● **Activity**
Where the records below show the word "นแรงและแสดงอาการก" in a line, please copy that line.

[Component data from apps and pages]
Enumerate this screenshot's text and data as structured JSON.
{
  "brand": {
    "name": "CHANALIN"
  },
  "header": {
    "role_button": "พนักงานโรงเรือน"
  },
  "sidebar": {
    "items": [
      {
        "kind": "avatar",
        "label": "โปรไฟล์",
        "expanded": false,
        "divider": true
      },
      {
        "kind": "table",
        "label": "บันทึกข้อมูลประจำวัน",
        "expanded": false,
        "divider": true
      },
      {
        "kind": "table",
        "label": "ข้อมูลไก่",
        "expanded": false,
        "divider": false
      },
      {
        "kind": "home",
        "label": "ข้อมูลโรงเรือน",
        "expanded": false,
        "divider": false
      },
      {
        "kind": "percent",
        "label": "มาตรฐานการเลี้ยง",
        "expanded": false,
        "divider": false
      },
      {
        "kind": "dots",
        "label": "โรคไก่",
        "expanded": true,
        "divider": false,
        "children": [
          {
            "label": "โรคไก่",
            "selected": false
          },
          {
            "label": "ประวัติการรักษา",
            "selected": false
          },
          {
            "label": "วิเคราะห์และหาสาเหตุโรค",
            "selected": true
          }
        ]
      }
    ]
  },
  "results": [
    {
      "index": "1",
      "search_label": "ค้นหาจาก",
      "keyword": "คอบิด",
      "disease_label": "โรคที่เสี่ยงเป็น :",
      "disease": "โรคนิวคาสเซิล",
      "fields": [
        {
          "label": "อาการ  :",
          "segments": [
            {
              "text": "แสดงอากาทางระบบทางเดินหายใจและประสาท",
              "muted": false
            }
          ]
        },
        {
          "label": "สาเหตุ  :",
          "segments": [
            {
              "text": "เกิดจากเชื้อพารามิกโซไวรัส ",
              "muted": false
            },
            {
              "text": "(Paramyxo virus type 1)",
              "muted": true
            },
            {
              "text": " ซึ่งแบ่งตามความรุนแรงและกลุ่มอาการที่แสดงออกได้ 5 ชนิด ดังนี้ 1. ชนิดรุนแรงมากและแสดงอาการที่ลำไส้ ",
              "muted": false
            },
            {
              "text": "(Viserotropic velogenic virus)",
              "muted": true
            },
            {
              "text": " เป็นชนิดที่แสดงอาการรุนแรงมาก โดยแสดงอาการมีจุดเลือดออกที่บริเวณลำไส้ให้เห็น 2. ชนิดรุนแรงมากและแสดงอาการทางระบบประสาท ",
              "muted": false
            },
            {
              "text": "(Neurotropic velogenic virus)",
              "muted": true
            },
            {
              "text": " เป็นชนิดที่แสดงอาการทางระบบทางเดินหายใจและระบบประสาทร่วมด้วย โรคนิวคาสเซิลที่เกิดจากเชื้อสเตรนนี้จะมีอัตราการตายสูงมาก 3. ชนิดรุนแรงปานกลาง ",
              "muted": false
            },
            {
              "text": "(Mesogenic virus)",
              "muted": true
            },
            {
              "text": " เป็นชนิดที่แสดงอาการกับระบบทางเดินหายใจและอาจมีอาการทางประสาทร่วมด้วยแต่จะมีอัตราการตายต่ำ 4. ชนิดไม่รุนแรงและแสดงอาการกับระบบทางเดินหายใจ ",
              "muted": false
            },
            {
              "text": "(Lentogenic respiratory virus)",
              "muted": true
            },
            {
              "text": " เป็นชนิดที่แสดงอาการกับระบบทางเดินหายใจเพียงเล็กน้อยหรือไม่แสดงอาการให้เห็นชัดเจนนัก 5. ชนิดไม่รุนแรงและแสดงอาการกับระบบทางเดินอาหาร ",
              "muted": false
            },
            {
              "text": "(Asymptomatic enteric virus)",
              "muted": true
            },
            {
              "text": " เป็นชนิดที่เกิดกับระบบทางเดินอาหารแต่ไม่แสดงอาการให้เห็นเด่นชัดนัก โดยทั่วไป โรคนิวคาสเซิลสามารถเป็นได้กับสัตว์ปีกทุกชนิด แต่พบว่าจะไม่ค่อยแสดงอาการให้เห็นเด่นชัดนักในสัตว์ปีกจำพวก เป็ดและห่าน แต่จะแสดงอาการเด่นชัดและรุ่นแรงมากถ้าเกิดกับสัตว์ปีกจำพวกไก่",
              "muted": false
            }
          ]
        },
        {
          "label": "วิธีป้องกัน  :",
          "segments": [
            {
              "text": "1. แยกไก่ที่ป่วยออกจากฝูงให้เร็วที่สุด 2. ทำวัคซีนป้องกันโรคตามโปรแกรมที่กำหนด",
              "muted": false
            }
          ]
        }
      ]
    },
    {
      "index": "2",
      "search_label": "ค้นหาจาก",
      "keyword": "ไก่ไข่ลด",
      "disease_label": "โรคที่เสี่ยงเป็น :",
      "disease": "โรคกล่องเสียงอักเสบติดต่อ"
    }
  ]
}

● **Finished exercise**
              "text": " เป็นชนิดที่แสดงอาการกับระบบทางเดินหายใจและอาจมีอาการทางประสาทร่วมด้วยแต่จะมีอัตราการตายต่ำ 4. ชนิดไม่รุนแรงและแสดงอาการกับระบบทางเดินหายใจ ",
              "text": " เป็นชนิดที่แสดงอาการกับระบบทางเดินหายใจเพียงเล็กน้อยหรือไม่แสดงอาการให้เห็นชัดเจนนัก 5. ชนิดไม่รุนแรงและแสดงอาการกับระบบทางเดินอาหาร ",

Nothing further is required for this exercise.